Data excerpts
════════════════════

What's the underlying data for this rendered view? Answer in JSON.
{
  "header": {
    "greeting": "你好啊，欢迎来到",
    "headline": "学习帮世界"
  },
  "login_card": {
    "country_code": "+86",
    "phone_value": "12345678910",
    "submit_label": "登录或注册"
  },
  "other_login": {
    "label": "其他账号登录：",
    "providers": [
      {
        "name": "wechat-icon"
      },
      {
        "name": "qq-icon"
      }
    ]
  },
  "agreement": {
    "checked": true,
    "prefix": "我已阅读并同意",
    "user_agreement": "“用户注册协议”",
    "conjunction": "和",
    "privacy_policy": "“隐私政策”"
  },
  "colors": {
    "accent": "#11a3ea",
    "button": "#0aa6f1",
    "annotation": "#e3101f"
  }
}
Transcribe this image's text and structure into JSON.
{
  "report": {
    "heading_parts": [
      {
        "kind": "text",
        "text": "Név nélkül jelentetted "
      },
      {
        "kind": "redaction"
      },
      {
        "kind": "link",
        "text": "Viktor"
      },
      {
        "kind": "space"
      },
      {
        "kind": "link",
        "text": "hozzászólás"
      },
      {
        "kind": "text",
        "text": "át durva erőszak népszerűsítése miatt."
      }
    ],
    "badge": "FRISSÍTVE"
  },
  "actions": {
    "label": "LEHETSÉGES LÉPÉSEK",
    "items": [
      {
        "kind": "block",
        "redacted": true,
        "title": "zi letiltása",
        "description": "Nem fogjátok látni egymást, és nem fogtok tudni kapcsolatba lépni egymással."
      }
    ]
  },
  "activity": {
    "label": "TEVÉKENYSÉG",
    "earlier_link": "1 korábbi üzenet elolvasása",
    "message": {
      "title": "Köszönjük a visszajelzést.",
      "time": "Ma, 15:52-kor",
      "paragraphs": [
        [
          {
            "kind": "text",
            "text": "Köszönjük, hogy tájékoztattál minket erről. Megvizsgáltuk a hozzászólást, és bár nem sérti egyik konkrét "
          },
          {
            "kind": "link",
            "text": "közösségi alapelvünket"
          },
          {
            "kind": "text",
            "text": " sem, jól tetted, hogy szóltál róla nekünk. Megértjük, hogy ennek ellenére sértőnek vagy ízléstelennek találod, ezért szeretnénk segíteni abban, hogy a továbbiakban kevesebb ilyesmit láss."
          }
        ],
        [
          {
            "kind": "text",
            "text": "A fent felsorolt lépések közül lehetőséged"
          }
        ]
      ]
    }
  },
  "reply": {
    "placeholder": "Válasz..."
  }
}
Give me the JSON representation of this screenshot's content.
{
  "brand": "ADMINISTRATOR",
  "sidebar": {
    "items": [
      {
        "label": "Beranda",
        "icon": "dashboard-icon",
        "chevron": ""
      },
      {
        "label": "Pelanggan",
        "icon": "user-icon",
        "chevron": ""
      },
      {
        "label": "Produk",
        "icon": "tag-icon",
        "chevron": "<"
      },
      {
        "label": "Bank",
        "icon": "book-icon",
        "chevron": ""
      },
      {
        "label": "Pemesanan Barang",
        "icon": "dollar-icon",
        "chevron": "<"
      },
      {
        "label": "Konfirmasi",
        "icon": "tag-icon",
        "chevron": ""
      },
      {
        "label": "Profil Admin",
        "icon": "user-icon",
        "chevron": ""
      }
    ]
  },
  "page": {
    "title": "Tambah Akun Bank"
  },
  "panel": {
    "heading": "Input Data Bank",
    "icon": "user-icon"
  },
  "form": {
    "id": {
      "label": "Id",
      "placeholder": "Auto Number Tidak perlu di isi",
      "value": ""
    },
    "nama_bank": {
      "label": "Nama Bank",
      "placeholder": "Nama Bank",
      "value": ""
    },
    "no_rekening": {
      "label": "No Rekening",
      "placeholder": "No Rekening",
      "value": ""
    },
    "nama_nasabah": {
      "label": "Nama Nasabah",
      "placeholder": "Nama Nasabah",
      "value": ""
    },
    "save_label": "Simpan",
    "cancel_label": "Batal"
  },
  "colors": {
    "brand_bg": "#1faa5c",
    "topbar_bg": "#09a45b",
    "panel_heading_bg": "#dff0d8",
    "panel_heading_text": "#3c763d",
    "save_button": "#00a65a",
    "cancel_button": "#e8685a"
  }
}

════════════════════

• [The exercise] Give the material above again, word for word.

• [Exercise response]
What's the underlying data for this rendered view? Answer in JSON.
{
  "header": {
    "greeting": "你好啊，欢迎来到",
    "headline": "学习帮世界"
  },
  "login_card": {
    "country_code": "+86",
    "phone_value": "12345678910",
    "submit_label": "登录或注册"
  },
  "other_login": {
    "label": "其他账号登录：",
    "providers": [
      {
        "name": "wechat-icon"
      },
      {
        "name": "qq-icon"
      }
    ]
  },
  "agreement": {
    "checked": true,
    "prefix": "我已阅读并同意",
    "user_agreement": "“用户注册协议”",
    "conjunction": "和",
    "privacy_policy": "“隐私政策”"
  },
  "colors": {
    "accent": "#11a3ea",
    "button": "#0aa6f1",
    "annotation": "#e3101f"
  }
}
Transcribe this image's text and structure into JSON.
{
  "report": {
    "heading_parts": [
      {
        "kind": "text",
        "text": "Név nélkül jelentetted "
      },
      {
        "kind": "redaction"
      },
      {
        "kind": "link",
        "text": "Viktor"
      },
      {
        "kind": "space"
      },
      {
        "kind": "link",
        "text": "hozzászólás"
      },
      {
        "kind": "text",
        "text": "át durva erőszak népszerűsítése miatt."
      }
    ],
    "badge": "FRISSÍTVE"
  },
  "actions": {
    "label": "LEHETSÉGES LÉPÉSEK",
    "items": [
      {
        "kind": "block",
        "redacted": true,
        "title": "zi letiltása",
        "description": "Nem fogjátok látni egymást, és nem fogtok tudni kapcsolatba lépni egymással."
      }
    ]
  },
  "activity": {
    "label": "TEVÉKENYSÉG",
    "earlier_link": "1 korábbi üzenet elolvasása",
    "message": {
      "title": "Köszönjük a visszajelzést.",
      "time": "Ma, 15:52-kor",
      "paragraphs": [
        [
          {
            "kind": "text",
            "text": "Köszönjük, hogy tájékoztattál minket erről. Megvizsgáltuk a hozzászólást, és bár nem sérti egyik konkrét "
          },
          {
            "kind": "link",
            "text": "közösségi alapelvünket"
          },
          {
            "kind": "text",
            "text": " sem, jól tetted, hogy szóltál róla nekünk. Megértjük, hogy ennek ellenére sértőnek vagy ízléstelennek találod, ezért szeretnénk segíteni abban, hogy a továbbiakban kevesebb ilyesmit láss."
          }
        ],
        [
          {
            "kind": "text",
            "text": "A fent felsorolt lépések közül lehetőséged"
          }
        ]
      ]
    }
  },
  "reply": {
    "placeholder": "Válasz..."
  }
}
Give me the JSON representation of this screenshot's content.
{
  "brand": "ADMINISTRATOR",
  "sidebar": {
    "items": [
      {
        "label": "Beranda",
        "icon": "dashboard-icon",
        "chevron": ""
      },
      {
        "label": "Pelanggan",
        "icon": "user-icon",
        "chevron": ""
      },
      {
        "label": "Produk",
        "icon": "tag-icon",
        "chevron": "<"
      },
      {
        "label": "Bank",
        "icon": "book-icon",
        "chevron": ""
      },
      {
        "label": "Pemesanan Barang",
        "icon": "dollar-icon",
        "chevron": "<"
      },
      {
        "label": "Konfirmasi",
        "icon": "tag-icon",
        "chevron": ""
      },
      {
        "label": "Profil Admin",
        "icon": "user-icon",
        "chevron": ""
      }
    ]
  },
  "page": {
    "title": "Tambah Akun Bank"
  },
  "panel": {
    "heading": "Input Data Bank",
    "icon": "user-icon"
  },
  "form": {
    "id": {
      "label": "Id",
      "placeholder": "Auto Number Tidak perlu di isi",
      "value": ""
    },
    "nama_bank": {
      "label": "Nama Bank",
      "placeholder": "Nama Bank",
      "value": ""
    },
    "no_rekening": {
      "label": "No Rekening",
      "placeholder": "No Rekening",
      "value": ""
    },
    "nama_nasabah": {
      "label": "Nama Nasabah",
      "placeholder": "Nama Nasabah",
      "value": ""
    },
    "save_label": "Simpan",
    "cancel_label": "Batal"
  },
  "colors": {
    "brand_bg": "#1faa5c",
    "topbar_bg": "#09a45b",
    "panel_heading_bg": "#dff0d8",
    "panel_heading_text": "#3c763d",
    "save_button": "#00a65a",
    "cancel_button": "#e8685a"
  }
}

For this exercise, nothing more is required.